To do: Search the material below for the word "Salpeter". Copy every line that has it.

Given information:
= = = =

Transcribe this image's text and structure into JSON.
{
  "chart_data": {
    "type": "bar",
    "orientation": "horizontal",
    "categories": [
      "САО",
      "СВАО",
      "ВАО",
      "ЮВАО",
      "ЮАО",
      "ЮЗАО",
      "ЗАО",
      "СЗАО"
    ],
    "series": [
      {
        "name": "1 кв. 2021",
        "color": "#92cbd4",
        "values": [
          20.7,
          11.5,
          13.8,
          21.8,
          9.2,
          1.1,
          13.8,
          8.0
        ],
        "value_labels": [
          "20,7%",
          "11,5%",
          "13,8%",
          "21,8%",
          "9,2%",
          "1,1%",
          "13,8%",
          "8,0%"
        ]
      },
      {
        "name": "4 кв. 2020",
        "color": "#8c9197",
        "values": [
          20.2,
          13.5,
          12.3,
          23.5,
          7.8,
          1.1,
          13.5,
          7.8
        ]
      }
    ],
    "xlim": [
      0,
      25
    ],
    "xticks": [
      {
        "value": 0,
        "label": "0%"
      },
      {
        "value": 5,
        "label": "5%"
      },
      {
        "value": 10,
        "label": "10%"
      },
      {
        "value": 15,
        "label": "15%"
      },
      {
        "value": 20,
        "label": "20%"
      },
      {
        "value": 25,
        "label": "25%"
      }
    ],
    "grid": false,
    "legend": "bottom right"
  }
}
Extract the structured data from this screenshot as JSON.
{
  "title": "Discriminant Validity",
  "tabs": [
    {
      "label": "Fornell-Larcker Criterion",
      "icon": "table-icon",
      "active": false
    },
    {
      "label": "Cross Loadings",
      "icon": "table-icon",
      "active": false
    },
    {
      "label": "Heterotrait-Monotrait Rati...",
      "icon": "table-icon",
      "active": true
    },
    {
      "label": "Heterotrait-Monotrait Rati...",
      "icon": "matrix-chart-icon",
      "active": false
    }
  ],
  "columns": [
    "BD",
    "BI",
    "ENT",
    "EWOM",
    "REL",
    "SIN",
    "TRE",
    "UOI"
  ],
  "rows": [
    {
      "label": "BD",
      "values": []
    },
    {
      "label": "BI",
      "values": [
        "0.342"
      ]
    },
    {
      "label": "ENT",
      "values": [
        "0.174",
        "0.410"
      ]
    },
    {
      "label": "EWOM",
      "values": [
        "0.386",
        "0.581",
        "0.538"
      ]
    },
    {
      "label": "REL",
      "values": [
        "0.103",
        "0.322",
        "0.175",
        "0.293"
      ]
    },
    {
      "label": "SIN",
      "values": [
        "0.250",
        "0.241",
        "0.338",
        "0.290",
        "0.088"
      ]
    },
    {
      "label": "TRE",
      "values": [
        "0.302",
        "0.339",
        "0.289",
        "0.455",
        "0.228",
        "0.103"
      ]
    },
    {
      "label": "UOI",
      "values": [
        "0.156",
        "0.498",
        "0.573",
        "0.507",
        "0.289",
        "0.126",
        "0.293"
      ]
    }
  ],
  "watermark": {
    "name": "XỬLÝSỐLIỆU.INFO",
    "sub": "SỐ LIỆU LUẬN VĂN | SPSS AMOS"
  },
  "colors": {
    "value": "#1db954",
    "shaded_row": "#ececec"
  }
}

= = = =

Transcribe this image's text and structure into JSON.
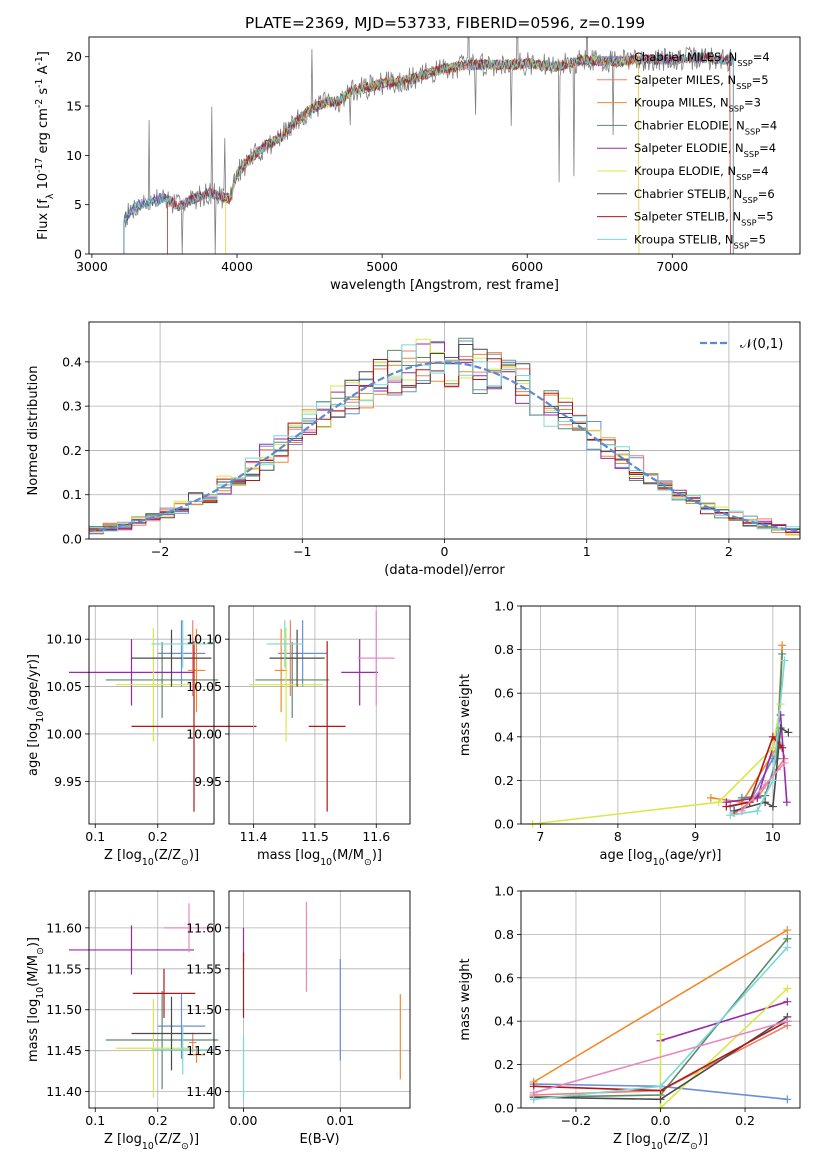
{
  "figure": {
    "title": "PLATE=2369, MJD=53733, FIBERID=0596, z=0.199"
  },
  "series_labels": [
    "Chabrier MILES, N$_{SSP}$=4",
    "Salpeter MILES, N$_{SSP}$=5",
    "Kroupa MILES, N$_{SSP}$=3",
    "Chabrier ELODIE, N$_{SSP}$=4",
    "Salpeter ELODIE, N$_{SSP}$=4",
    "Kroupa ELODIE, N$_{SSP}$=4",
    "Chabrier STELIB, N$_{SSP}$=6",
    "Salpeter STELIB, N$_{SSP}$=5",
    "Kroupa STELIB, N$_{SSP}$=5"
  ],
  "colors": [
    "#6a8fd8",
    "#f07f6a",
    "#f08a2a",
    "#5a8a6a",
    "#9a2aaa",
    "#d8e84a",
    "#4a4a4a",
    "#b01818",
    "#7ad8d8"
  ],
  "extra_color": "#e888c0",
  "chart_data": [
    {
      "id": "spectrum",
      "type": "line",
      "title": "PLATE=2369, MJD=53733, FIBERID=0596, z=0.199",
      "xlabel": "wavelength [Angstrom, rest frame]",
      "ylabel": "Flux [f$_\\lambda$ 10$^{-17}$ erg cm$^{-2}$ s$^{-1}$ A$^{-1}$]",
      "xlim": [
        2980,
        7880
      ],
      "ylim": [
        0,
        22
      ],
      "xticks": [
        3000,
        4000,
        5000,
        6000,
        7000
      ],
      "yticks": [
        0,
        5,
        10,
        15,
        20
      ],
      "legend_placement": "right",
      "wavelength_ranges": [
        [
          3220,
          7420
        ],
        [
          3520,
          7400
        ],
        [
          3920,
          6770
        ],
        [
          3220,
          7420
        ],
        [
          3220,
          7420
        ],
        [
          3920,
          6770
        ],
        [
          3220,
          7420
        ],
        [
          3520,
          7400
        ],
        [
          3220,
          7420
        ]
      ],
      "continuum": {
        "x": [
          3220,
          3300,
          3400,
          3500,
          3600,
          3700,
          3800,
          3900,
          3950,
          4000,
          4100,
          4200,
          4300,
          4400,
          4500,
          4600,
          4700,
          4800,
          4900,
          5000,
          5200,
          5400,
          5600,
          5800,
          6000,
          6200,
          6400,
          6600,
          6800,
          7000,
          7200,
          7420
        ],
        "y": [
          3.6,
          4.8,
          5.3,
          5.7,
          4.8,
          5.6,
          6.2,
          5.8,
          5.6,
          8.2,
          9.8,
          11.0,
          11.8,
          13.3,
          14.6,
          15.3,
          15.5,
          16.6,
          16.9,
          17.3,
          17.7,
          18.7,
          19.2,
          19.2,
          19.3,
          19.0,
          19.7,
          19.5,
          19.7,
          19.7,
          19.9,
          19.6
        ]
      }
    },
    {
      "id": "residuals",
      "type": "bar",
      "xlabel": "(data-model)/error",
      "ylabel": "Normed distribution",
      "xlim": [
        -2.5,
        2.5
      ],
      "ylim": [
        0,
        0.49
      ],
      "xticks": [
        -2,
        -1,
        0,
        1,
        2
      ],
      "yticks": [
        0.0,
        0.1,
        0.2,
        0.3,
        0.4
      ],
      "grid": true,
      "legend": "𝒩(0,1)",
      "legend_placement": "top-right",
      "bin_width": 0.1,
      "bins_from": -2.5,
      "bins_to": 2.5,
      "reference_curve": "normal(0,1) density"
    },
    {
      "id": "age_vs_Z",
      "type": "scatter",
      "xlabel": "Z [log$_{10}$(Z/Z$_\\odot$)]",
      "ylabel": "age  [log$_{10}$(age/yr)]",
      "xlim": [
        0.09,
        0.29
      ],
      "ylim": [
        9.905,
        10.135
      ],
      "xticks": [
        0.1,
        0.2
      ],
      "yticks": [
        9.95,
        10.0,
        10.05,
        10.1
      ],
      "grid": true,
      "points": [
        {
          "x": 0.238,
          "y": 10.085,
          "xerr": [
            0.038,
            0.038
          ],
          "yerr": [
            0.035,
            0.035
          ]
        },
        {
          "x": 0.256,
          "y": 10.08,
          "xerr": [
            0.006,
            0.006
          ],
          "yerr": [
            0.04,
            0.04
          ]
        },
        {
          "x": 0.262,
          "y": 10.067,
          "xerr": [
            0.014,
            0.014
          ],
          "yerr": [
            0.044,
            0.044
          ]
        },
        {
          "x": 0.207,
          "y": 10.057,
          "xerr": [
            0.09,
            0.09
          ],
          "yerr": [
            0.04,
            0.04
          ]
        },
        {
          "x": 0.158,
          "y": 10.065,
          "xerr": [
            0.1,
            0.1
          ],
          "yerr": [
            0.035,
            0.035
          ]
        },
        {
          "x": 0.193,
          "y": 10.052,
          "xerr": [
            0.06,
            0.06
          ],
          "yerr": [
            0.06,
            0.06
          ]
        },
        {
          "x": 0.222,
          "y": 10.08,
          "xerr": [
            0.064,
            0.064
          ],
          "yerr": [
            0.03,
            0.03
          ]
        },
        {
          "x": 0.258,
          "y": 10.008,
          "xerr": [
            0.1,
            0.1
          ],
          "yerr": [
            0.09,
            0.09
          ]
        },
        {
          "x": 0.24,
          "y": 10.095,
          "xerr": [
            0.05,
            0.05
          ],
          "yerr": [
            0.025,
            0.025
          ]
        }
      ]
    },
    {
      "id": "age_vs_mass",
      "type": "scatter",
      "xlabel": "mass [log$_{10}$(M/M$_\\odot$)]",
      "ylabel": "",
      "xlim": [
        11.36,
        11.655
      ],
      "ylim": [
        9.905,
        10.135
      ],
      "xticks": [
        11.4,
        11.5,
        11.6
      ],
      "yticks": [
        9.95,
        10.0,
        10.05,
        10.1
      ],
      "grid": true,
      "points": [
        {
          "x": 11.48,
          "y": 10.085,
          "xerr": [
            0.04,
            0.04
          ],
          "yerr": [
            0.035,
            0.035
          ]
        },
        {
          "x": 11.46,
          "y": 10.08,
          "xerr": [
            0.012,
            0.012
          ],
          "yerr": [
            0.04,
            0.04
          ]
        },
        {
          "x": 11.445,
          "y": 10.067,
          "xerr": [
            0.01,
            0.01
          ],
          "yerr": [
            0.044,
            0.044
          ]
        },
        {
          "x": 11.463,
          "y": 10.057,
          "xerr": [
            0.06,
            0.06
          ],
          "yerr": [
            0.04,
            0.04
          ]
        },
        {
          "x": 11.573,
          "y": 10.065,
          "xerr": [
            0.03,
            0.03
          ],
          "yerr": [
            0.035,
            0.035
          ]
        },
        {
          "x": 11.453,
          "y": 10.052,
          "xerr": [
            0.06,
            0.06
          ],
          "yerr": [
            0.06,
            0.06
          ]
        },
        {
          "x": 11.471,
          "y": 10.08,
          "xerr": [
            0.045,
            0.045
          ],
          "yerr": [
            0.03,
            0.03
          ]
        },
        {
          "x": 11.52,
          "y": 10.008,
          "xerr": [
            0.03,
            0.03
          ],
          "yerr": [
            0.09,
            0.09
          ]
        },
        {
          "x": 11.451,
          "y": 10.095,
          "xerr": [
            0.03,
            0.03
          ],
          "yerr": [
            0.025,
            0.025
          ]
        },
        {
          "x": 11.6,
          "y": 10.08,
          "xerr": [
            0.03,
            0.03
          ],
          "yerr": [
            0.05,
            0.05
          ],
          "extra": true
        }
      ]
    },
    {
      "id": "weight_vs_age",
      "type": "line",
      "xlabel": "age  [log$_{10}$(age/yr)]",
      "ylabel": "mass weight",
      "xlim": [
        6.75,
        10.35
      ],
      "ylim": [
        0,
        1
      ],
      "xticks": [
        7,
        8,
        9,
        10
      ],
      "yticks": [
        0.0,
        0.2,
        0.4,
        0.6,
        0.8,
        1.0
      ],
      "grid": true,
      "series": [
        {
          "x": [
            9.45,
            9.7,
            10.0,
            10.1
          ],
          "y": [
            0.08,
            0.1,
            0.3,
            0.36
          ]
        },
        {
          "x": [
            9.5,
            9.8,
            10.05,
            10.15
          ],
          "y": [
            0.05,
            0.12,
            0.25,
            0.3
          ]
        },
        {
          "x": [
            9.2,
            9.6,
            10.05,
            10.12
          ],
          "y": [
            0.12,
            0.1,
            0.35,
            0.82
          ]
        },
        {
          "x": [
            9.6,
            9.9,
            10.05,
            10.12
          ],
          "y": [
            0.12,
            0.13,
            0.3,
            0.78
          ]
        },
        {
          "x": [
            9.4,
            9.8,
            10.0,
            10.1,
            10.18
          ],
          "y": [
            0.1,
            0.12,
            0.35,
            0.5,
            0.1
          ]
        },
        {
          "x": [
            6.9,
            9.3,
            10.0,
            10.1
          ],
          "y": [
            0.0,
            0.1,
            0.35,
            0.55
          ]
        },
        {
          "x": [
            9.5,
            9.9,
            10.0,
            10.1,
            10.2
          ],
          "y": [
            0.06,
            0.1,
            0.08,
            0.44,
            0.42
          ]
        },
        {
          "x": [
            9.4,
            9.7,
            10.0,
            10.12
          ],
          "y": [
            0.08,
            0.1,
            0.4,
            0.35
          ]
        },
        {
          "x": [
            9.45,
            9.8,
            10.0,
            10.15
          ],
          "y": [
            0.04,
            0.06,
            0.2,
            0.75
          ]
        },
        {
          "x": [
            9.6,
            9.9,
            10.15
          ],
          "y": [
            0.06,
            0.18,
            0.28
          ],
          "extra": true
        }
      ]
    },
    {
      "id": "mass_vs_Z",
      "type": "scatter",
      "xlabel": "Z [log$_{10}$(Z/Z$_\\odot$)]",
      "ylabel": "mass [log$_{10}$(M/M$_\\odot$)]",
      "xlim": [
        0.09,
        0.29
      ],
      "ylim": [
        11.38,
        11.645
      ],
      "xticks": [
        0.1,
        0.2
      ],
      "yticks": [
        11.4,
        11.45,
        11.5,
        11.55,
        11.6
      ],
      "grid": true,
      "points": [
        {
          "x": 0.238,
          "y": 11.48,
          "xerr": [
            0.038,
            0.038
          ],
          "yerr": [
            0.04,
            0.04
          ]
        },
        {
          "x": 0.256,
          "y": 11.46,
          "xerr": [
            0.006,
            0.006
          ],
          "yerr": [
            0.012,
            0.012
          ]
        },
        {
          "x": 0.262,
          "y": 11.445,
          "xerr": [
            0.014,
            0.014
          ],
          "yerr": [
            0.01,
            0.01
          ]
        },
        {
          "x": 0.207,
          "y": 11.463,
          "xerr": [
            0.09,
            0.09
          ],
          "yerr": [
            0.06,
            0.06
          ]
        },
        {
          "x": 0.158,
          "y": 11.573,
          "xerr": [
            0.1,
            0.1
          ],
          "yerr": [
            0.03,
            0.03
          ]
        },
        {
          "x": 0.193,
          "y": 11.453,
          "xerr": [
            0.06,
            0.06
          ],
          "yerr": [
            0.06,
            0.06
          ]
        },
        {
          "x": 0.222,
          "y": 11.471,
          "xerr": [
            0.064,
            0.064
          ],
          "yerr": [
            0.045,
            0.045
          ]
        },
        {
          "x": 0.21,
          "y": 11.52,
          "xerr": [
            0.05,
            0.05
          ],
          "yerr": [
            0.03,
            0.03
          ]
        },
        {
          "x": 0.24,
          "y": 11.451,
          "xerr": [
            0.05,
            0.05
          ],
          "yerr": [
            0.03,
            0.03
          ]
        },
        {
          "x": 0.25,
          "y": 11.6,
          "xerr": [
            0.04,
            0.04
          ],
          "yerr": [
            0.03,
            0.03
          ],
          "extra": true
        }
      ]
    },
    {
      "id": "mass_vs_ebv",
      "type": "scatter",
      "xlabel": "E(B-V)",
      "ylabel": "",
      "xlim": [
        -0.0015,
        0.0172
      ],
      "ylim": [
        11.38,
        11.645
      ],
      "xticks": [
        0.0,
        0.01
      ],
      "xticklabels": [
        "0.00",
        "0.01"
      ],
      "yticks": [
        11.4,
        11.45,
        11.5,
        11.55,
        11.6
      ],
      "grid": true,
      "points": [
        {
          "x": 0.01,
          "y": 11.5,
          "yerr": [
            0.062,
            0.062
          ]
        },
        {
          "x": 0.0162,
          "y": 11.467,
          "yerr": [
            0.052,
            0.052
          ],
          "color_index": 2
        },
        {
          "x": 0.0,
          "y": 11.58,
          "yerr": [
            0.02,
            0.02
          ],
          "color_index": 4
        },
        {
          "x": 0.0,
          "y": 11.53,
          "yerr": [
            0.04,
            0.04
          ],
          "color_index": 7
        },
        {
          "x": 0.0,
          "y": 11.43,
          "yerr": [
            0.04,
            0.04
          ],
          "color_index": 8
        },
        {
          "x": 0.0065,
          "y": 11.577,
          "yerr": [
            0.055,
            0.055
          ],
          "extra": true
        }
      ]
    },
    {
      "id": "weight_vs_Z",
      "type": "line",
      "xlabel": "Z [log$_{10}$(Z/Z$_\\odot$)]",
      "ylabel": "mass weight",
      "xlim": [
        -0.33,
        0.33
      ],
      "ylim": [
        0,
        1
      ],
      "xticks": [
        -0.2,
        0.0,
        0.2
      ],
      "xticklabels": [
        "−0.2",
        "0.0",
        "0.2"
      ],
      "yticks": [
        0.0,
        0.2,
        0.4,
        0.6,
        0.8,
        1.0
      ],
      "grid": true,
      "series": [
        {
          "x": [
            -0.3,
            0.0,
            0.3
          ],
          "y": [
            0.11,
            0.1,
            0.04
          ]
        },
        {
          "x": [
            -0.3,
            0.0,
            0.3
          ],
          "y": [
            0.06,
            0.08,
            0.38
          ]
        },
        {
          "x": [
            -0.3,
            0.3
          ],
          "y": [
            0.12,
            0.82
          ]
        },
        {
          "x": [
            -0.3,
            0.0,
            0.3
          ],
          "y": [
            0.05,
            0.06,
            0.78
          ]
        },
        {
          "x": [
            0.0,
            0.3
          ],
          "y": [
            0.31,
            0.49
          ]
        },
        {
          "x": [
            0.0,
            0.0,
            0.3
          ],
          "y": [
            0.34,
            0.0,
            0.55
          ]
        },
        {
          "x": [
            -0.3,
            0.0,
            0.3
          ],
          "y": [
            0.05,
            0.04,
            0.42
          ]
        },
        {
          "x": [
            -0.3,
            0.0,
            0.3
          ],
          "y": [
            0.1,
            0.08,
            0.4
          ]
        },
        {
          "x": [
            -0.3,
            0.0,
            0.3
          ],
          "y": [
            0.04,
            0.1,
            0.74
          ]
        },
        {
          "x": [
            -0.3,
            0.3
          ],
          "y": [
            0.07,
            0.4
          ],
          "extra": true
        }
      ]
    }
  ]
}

= = = =

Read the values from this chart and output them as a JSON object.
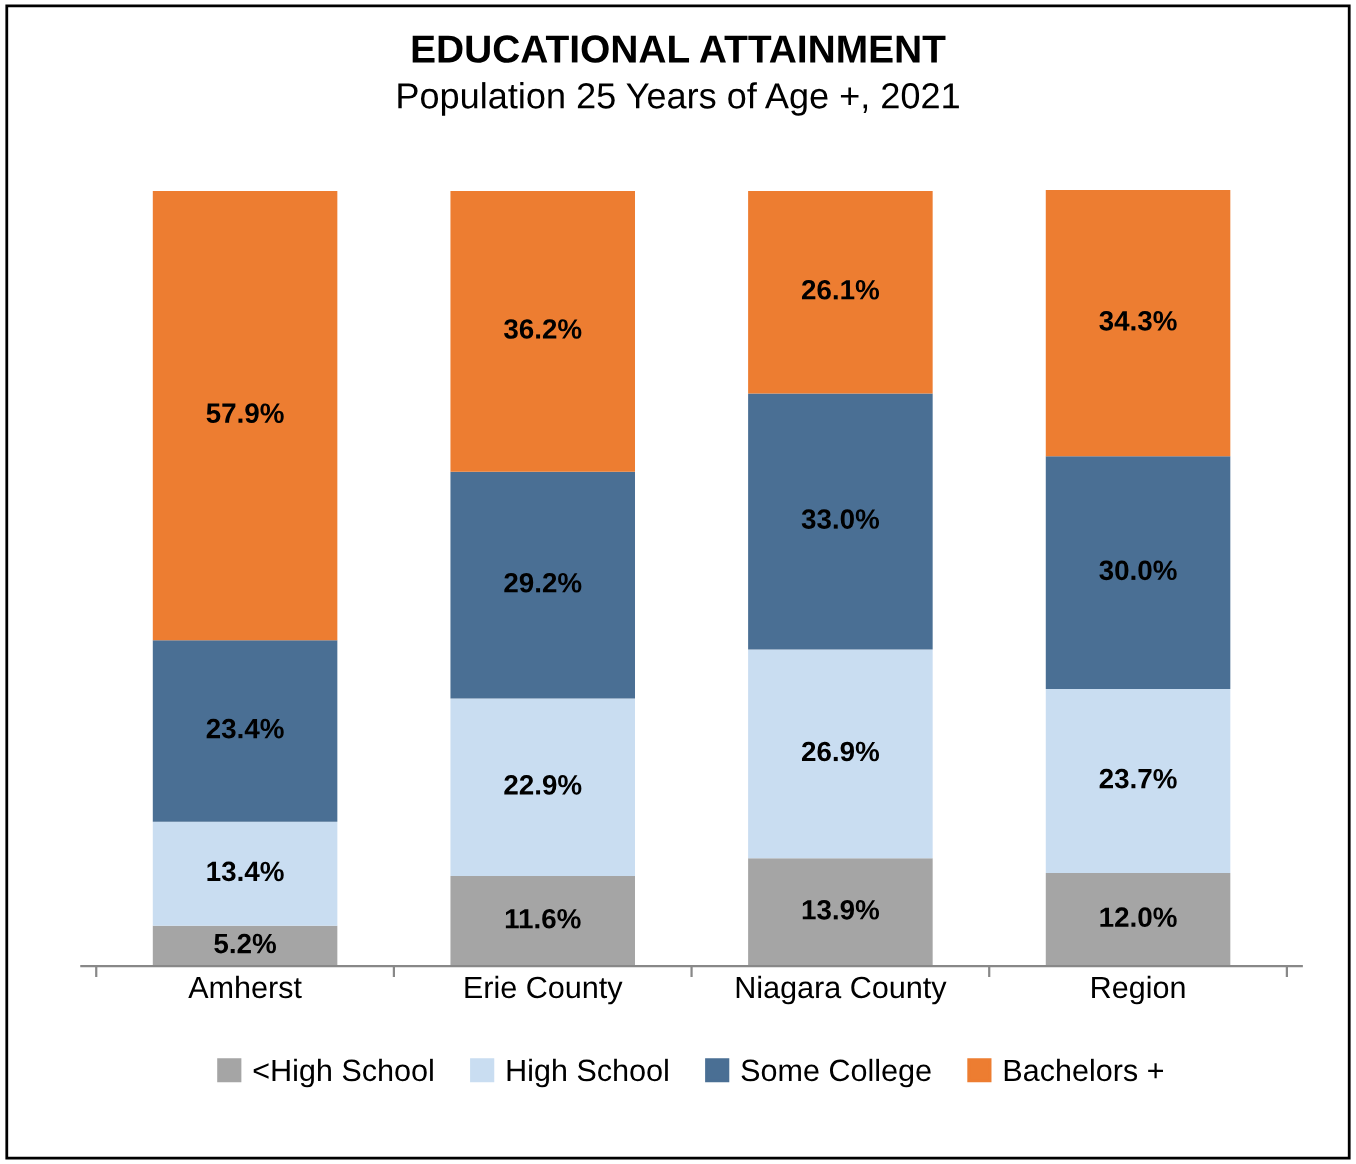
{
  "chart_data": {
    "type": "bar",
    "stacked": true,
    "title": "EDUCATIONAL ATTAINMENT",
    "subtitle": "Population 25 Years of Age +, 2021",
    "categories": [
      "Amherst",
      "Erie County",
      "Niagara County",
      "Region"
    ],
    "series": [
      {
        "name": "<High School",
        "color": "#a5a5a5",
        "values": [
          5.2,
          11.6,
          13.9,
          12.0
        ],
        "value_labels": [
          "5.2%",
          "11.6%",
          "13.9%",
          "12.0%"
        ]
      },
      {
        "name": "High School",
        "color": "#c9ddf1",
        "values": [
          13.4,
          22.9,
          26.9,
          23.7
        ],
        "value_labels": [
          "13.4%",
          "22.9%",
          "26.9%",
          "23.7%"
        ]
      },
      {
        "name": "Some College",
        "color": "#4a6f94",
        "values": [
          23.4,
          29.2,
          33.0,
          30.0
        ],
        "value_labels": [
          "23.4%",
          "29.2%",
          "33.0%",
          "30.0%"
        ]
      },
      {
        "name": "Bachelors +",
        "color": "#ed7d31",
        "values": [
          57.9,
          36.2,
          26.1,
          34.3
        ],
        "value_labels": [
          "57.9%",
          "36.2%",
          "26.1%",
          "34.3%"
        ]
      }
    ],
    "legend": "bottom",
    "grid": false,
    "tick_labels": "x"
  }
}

= = = =

Correct result:
    "Salpeter MILES, N$_{SSP}$=5",
    "Salpeter ELODIE, N$_{SSP}$=4",
    "Salpeter STELIB, N$_{SSP}$=5",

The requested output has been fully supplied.